(Data entries)
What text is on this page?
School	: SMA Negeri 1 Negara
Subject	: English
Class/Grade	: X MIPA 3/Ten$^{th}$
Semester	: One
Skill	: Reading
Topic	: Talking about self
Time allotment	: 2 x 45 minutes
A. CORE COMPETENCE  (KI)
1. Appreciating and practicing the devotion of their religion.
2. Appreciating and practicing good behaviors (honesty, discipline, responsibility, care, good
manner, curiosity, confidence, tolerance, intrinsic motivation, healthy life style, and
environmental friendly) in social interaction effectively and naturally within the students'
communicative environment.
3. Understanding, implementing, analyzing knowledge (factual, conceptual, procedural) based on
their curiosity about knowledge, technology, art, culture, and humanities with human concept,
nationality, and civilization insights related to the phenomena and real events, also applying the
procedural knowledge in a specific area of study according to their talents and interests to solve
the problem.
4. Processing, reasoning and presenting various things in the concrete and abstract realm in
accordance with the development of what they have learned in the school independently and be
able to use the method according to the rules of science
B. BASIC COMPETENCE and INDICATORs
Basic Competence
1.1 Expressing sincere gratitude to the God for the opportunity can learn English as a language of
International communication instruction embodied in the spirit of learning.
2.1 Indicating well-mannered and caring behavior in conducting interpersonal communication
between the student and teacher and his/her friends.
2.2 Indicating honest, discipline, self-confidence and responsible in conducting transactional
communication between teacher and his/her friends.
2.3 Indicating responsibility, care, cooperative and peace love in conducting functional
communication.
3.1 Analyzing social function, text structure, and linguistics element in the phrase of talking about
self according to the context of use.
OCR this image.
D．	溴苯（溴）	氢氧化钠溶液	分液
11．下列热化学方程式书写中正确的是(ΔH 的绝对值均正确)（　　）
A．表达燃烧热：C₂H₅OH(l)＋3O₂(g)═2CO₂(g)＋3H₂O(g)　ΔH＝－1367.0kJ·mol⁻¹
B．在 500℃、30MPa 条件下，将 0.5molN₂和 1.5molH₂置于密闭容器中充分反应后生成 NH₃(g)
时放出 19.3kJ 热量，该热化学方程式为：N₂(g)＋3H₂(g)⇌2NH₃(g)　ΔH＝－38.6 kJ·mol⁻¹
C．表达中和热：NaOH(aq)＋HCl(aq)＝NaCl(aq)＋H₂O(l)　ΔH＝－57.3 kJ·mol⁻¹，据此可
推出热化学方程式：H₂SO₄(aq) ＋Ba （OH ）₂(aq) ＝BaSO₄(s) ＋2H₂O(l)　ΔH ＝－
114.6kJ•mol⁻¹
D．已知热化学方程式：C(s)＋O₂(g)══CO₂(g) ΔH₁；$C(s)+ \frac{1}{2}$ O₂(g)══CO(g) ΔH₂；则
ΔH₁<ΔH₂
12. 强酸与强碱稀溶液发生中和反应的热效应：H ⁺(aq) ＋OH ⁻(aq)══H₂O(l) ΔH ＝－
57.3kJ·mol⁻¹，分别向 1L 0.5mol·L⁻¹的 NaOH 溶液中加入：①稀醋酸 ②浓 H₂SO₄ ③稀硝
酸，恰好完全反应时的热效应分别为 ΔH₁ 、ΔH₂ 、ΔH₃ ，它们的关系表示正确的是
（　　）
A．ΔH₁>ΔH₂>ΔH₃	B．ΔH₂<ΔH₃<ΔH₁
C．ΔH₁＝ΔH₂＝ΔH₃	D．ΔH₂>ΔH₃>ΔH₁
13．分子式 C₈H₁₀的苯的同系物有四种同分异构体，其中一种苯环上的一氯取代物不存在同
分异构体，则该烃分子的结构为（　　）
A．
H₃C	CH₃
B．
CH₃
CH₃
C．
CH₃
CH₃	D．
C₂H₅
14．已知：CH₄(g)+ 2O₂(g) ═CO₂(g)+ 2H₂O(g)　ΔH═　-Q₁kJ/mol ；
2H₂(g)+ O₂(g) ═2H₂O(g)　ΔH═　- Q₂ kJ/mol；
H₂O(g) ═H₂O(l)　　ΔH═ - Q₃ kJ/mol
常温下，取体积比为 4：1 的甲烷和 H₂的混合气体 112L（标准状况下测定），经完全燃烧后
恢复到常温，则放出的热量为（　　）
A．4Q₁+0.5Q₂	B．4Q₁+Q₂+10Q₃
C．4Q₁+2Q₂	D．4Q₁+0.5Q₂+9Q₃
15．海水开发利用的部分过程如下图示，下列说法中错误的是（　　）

• [GOAL]: Identify the lines in the entries that hold "procedural" and return each one.

• [IN RESPONSE]:
3. Understanding, implementing, analyzing knowledge (factual, conceptual, procedural) based on
procedural knowledge in a specific area of study according to their talents and interests to solve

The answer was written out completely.